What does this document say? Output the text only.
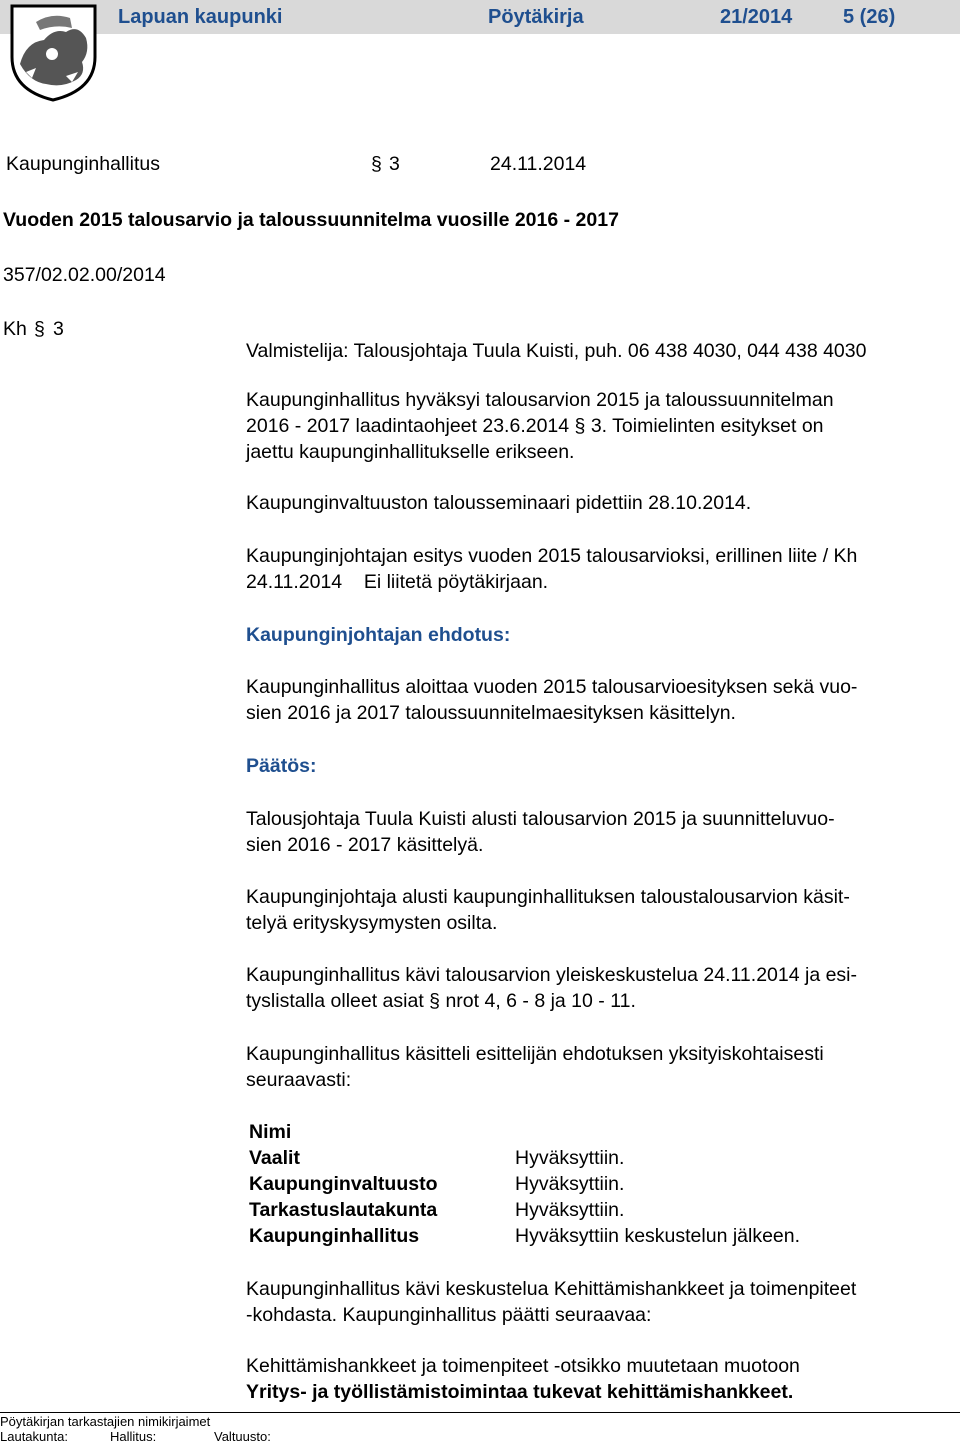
Lapuan kaupunki	Pöytäkirja	21/2014	5 (26)
Kaupunginhallitus	§ 3	24.11.2014
Vuoden 2015 talousarvio ja taloussuunnitelma vuosille 2016 - 2017
357/02.02.00/2014
Kh § 3
Valmistelija: Talousjohtaja Tuula Kuisti, puh. 06 438 4030, 044 438 4030
Kaupunginhallitus hyväksyi talousarvion 2015 ja taloussuunnitelman
2016 - 2017 laadintaohjeet 23.6.2014 § 3. Toimielinten esitykset on
jaettu kaupunginhallitukselle erikseen.
Kaupunginvaltuuston talousseminaari pidettiin 28.10.2014.
Kaupunginjohtajan esitys vuoden 2015 talousarvioksi, erillinen liite / Kh
24.11.2014    Ei liitetä pöytäkirjaan.
Kaupunginjohtajan ehdotus:
Kaupunginhallitus aloittaa vuoden 2015 talousarvioesityksen sekä vuo-
sien 2016 ja 2017 taloussuunnitelmaesityksen käsittelyn.
Päätös:
Talousjohtaja Tuula Kuisti alusti talousarvion 2015 ja suunnitteluvuo-
sien 2016 - 2017 käsittelyä.
Kaupunginjohtaja alusti kaupunginhallituksen taloustalousarvion käsit-
telyä erityskysymysten osilta.
Kaupunginhallitus kävi talousarvion yleiskeskustelua 24.11.2014 ja esi-
tyslistalla olleet asiat § nrot 4, 6 - 8 ja 10 - 11.
Kaupunginhallitus käsitteli esittelijän ehdotuksen yksityiskohtaisesti
seuraavasti:
Nimi
Vaalit	Hyväksyttiin.
Kaupunginvaltuusto	Hyväksyttiin.
Tarkastuslautakunta	Hyväksyttiin.
Kaupunginhallitus	Hyväksyttiin keskustelun jälkeen.
Kaupunginhallitus kävi keskustelua Kehittämishankkeet ja toimenpiteet
-kohdasta. Kaupunginhallitus päätti seuraavaa:
Kehittämishankkeet ja toimenpiteet -otsikko muutetaan muotoon
Yritys- ja työllistämistoimintaa tukevat kehittämishankkeet.
Pöytäkirjan tarkastajien nimikirjaimet
Lautakunta:	Hallitus:	Valtuusto:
----------
▶ **GOAL**
Output the entries above exactly, without their pictures.

▶ **WRITTEN REPLY**
What does this document say? Output the text only.
Lapuan kaupunki	Pöytäkirja	21/2014	5 (26)
Kaupunginhallitus	§ 3	24.11.2014
Vuoden 2015 talousarvio ja taloussuunnitelma vuosille 2016 - 2017
357/02.02.00/2014
Kh § 3
Valmistelija: Talousjohtaja Tuula Kuisti, puh. 06 438 4030, 044 438 4030
Kaupunginhallitus hyväksyi talousarvion 2015 ja taloussuunnitelman
2016 - 2017 laadintaohjeet 23.6.2014 § 3. Toimielinten esitykset on
jaettu kaupunginhallitukselle erikseen.
Kaupunginvaltuuston talousseminaari pidettiin 28.10.2014.
Kaupunginjohtajan esitys vuoden 2015 talousarvioksi, erillinen liite / Kh
24.11.2014    Ei liitetä pöytäkirjaan.
Kaupunginjohtajan ehdotus:
Kaupunginhallitus aloittaa vuoden 2015 talousarvioesityksen sekä vuo-
sien 2016 ja 2017 taloussuunnitelmaesityksen käsittelyn.
Päätös:
Talousjohtaja Tuula Kuisti alusti talousarvion 2015 ja suunnitteluvuo-
sien 2016 - 2017 käsittelyä.
Kaupunginjohtaja alusti kaupunginhallituksen taloustalousarvion käsit-
telyä erityskysymysten osilta.
Kaupunginhallitus kävi talousarvion yleiskeskustelua 24.11.2014 ja esi-
tyslistalla olleet asiat § nrot 4, 6 - 8 ja 10 - 11.
Kaupunginhallitus käsitteli esittelijän ehdotuksen yksityiskohtaisesti
seuraavasti:
Nimi
Vaalit	Hyväksyttiin.
Kaupunginvaltuusto	Hyväksyttiin.
Tarkastuslautakunta	Hyväksyttiin.
Kaupunginhallitus	Hyväksyttiin keskustelun jälkeen.
Kaupunginhallitus kävi keskustelua Kehittämishankkeet ja toimenpiteet
-kohdasta. Kaupunginhallitus päätti seuraavaa:
Kehittämishankkeet ja toimenpiteet -otsikko muutetaan muotoon
Yritys- ja työllistämistoimintaa tukevat kehittämishankkeet.
Pöytäkirjan tarkastajien nimikirjaimet
Lautakunta:	Hallitus:	Valtuusto:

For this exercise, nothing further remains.